** START **
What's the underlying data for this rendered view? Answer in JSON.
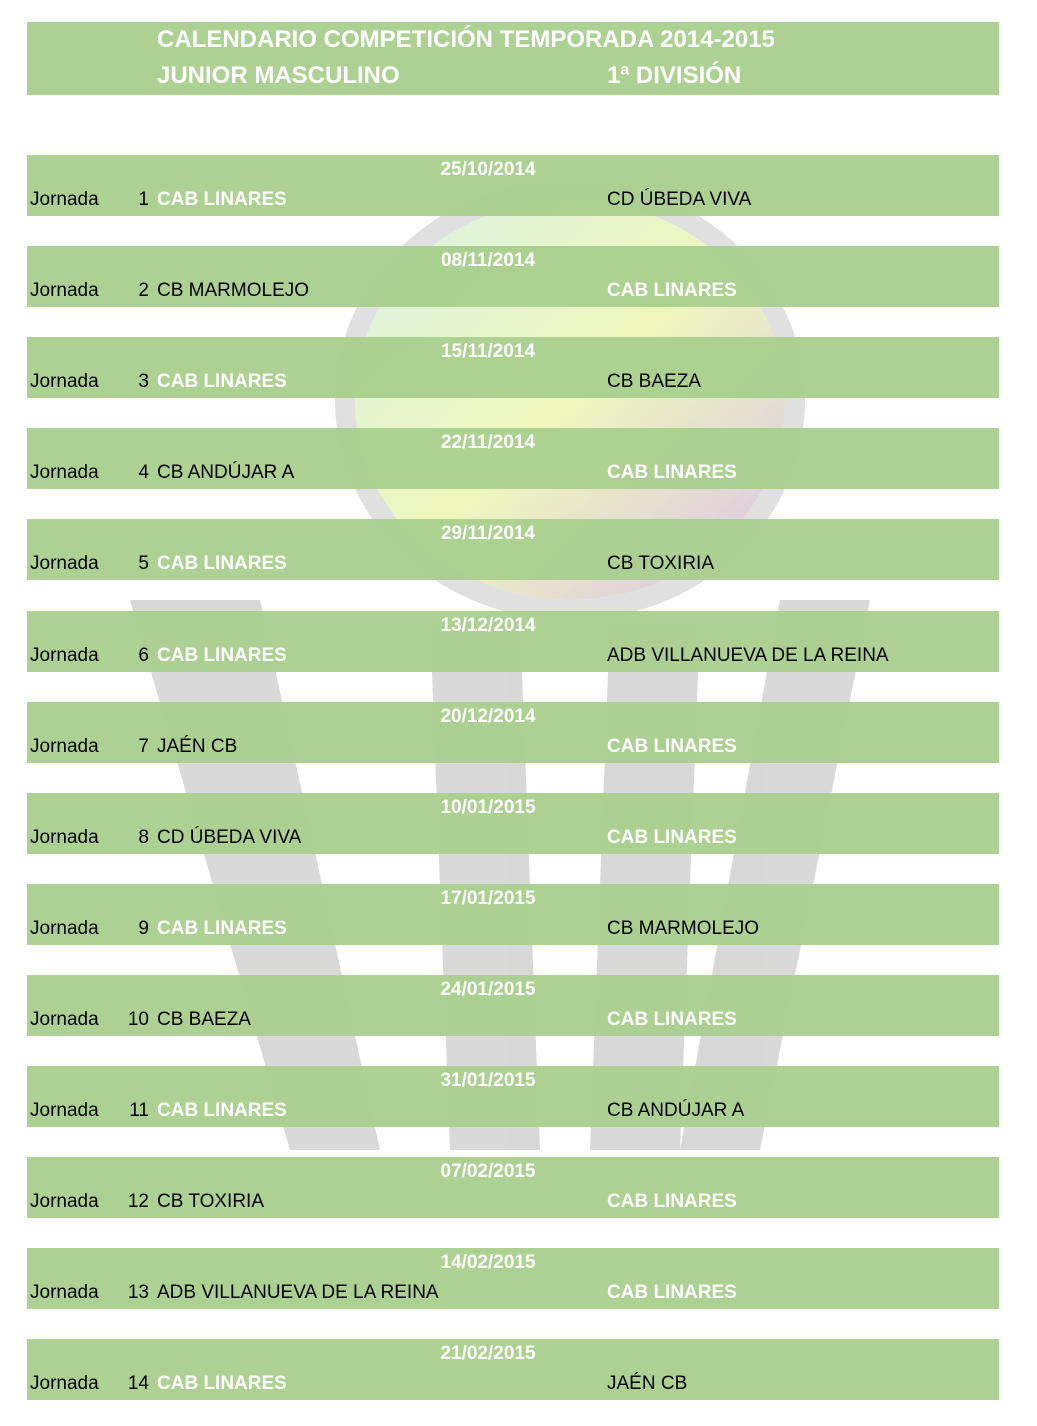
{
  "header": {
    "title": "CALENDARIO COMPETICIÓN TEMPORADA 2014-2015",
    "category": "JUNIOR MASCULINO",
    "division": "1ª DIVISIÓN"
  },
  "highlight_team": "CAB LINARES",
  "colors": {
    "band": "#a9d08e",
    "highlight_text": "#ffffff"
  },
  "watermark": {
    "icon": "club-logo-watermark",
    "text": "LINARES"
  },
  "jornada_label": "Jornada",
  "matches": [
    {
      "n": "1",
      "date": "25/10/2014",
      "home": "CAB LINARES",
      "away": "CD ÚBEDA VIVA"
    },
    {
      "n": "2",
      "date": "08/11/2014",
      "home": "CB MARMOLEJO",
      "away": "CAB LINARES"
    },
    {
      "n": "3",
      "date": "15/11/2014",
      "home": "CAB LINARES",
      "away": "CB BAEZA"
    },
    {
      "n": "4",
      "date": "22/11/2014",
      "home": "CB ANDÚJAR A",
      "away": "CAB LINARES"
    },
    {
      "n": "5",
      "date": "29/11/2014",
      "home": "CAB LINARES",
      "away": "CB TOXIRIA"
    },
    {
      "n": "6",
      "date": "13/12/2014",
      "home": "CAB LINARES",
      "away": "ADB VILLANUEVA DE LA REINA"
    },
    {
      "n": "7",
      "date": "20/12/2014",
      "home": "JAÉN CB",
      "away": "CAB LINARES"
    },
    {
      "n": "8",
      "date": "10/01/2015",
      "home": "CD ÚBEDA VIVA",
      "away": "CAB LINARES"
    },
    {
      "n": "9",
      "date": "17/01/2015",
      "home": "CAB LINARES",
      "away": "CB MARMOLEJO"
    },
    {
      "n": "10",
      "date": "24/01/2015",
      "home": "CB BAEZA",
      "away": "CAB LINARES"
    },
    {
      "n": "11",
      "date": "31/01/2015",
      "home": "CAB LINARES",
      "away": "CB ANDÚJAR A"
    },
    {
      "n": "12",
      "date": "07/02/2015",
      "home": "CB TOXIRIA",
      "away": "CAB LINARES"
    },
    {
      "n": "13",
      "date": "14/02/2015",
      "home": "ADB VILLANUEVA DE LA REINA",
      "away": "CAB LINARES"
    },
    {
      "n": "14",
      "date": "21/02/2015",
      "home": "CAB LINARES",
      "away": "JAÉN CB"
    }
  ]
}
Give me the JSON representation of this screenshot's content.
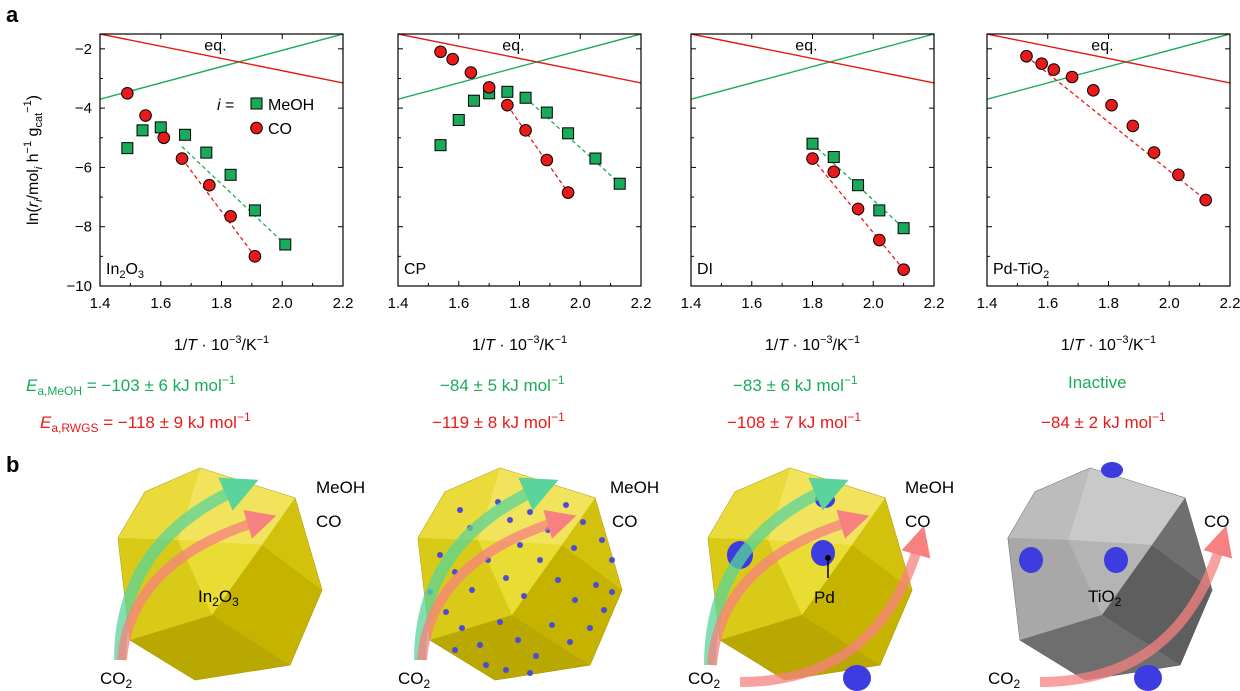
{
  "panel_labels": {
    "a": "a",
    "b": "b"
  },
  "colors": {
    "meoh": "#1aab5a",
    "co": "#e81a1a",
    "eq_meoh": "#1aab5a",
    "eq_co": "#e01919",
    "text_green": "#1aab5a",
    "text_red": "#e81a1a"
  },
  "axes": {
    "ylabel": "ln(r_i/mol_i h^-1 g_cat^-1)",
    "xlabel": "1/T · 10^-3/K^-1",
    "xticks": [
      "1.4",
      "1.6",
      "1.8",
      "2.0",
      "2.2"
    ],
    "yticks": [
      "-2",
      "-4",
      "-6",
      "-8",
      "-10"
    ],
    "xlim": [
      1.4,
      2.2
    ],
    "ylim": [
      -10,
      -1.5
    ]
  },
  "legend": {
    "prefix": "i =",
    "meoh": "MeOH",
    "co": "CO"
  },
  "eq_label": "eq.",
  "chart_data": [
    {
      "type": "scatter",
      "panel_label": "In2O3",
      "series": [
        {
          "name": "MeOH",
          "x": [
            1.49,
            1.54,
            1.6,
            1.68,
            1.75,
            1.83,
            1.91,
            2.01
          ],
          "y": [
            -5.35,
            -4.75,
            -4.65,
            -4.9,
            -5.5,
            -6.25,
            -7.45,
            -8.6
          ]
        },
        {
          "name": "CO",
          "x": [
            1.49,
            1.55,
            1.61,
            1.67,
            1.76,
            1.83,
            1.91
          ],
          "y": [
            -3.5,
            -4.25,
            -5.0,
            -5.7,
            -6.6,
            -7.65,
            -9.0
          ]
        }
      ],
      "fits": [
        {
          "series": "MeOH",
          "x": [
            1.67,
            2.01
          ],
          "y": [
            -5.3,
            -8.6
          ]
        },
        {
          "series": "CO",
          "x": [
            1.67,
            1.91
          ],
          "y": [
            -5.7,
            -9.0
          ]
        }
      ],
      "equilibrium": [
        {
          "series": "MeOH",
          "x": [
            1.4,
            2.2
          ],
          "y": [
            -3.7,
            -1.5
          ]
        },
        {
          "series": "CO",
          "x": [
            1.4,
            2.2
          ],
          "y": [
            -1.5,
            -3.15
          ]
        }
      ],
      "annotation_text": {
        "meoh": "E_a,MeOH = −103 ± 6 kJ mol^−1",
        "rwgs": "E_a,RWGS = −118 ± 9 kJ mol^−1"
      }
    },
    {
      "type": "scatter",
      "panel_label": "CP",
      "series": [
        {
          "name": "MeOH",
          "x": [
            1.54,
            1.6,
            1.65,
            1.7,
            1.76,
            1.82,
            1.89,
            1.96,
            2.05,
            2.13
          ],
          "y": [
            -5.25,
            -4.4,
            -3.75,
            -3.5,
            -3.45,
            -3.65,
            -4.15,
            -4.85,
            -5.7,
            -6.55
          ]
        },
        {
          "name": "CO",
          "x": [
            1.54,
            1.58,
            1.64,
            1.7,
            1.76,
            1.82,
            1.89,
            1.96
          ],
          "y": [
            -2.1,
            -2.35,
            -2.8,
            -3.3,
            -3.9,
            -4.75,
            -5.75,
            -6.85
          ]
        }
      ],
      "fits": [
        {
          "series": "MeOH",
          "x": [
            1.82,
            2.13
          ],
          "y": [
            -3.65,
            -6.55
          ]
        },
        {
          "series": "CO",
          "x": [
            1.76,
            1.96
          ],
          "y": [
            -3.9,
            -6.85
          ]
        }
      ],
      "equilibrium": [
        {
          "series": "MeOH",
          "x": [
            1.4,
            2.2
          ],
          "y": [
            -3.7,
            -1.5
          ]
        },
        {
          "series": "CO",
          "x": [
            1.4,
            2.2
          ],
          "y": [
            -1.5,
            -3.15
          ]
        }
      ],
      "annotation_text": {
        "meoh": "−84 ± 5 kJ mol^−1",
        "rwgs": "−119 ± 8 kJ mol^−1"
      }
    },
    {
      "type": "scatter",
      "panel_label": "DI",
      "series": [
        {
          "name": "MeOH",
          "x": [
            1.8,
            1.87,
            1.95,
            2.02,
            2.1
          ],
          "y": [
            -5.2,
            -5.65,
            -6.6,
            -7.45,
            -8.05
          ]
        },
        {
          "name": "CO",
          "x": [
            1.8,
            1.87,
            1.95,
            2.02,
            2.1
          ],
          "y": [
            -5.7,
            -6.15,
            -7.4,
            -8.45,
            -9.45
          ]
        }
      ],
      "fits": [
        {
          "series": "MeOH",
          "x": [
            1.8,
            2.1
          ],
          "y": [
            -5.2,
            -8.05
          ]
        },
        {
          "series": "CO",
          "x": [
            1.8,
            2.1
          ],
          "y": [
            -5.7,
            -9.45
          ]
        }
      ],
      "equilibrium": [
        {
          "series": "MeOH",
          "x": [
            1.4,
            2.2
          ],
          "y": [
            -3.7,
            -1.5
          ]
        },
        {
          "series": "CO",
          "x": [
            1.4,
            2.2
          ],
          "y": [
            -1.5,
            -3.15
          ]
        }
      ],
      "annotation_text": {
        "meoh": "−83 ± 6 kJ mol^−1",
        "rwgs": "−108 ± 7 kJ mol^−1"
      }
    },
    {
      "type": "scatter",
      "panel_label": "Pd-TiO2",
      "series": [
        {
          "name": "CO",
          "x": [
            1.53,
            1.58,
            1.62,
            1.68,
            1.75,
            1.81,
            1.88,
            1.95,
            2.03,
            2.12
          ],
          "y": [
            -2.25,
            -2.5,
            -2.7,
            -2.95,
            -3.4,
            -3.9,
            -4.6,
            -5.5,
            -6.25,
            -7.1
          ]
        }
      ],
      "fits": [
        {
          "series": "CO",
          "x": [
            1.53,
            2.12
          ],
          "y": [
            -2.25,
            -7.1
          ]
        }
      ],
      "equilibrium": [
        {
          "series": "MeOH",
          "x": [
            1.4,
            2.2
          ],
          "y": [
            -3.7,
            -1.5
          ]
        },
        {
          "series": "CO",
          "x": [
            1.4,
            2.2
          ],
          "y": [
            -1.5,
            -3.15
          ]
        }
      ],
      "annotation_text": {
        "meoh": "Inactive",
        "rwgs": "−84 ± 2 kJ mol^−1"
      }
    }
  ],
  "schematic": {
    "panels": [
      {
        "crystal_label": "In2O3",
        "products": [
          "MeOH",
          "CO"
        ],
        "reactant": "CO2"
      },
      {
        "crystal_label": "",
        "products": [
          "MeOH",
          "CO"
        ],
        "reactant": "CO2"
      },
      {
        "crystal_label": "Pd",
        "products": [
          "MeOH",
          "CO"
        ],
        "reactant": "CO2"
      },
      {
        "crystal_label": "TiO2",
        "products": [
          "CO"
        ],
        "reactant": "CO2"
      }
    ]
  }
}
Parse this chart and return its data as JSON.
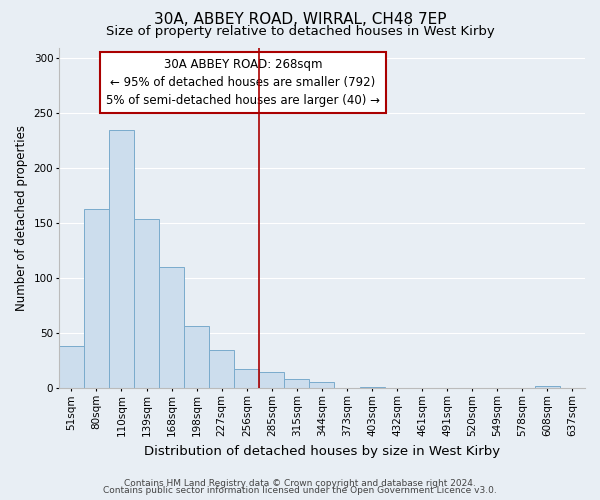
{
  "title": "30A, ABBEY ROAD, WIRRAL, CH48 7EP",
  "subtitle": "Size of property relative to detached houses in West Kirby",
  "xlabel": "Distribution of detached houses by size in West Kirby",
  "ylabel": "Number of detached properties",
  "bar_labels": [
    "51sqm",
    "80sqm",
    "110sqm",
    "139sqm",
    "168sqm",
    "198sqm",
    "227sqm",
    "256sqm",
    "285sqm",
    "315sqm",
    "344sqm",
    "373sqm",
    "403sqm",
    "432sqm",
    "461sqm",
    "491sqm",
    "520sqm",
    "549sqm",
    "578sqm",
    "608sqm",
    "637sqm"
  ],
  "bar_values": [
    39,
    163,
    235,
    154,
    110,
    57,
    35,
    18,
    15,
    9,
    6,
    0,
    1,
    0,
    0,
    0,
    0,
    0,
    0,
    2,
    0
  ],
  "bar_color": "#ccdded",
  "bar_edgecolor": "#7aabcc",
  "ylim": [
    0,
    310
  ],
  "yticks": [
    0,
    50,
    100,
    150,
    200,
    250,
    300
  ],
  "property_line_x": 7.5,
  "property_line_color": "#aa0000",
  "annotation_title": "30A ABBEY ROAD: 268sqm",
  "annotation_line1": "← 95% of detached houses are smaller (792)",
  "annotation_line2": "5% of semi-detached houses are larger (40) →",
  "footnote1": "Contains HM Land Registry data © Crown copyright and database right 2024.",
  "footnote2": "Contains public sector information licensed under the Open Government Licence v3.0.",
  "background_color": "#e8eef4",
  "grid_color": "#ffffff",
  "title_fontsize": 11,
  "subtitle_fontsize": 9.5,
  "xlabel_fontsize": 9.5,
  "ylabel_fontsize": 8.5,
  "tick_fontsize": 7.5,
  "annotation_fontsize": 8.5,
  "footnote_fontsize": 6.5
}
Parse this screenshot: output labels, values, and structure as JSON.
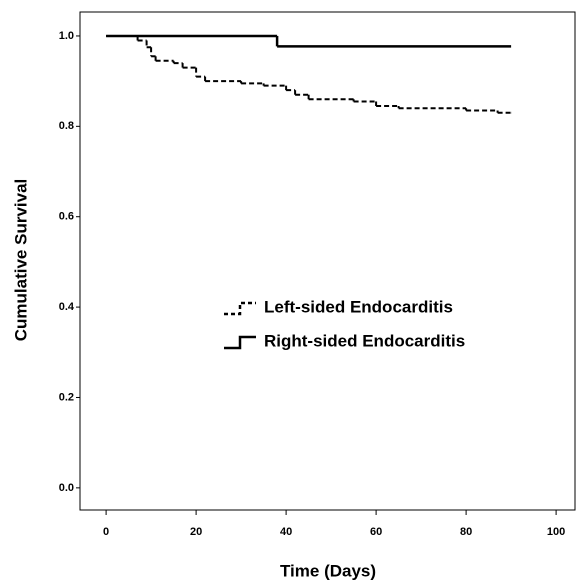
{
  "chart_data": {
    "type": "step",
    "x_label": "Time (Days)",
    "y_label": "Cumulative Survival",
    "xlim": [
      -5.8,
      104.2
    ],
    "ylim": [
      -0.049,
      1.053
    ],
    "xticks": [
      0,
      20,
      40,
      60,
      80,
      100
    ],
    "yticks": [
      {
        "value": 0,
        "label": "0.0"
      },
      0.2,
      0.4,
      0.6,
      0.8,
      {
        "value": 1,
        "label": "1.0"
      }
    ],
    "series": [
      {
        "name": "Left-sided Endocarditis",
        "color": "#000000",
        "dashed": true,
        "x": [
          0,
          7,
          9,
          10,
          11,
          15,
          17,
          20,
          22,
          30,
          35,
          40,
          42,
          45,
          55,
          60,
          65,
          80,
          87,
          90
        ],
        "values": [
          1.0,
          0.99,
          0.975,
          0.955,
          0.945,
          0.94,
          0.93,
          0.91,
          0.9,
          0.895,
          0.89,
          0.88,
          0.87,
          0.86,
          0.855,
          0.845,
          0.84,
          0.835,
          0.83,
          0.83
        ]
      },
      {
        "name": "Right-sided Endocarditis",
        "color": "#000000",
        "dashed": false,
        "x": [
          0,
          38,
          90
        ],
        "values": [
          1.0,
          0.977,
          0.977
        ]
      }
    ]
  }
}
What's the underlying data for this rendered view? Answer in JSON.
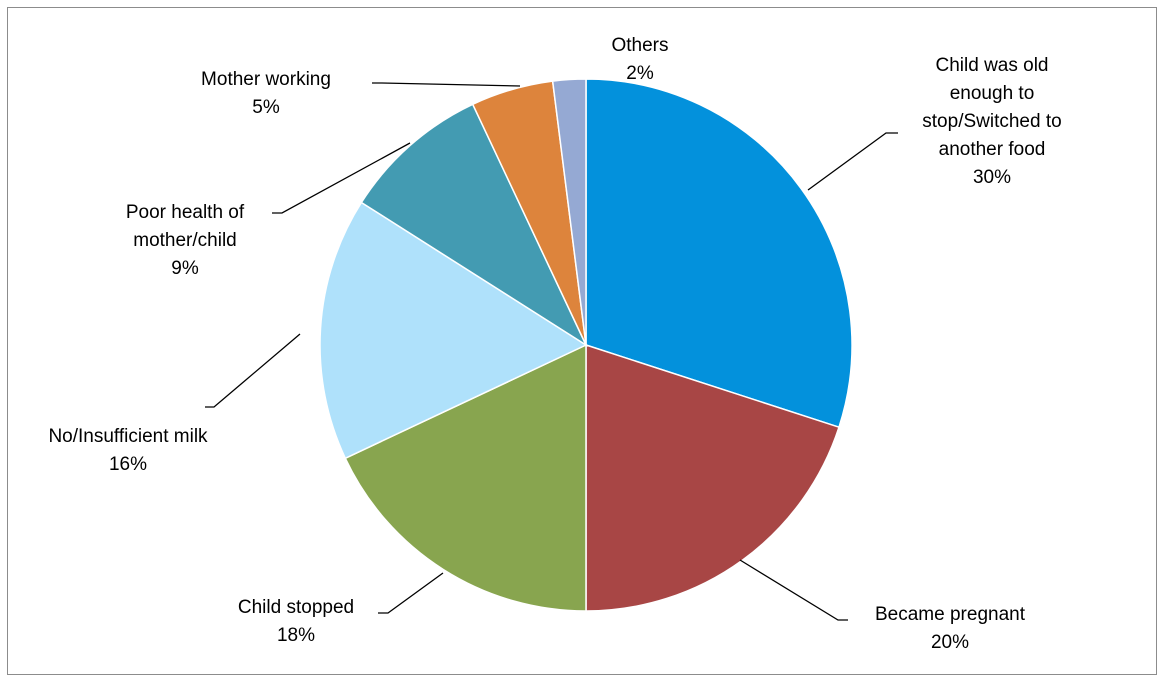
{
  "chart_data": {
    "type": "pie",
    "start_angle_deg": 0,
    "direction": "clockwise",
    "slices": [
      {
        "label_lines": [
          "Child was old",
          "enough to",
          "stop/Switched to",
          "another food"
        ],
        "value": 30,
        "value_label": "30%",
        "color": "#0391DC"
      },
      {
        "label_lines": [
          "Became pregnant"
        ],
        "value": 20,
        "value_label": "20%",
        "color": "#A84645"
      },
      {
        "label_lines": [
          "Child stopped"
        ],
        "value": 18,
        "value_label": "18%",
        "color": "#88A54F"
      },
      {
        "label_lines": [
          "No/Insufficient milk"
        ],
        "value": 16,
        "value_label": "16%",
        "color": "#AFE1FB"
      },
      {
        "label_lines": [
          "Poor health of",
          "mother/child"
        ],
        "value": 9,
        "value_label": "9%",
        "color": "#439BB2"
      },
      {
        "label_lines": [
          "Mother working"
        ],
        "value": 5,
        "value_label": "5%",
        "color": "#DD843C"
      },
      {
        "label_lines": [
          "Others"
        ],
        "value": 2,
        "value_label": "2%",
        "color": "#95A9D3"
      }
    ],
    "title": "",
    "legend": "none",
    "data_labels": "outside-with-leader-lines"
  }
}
** END **
◆ **WHAT IS ASKED**
Where a line holds the string "screenshot", copy that line.

◆ **TASK RESPONSE**
Give me the JSON representation of this screenshot's content.
Parse this screenshot: output labels, values, and structure as JSON.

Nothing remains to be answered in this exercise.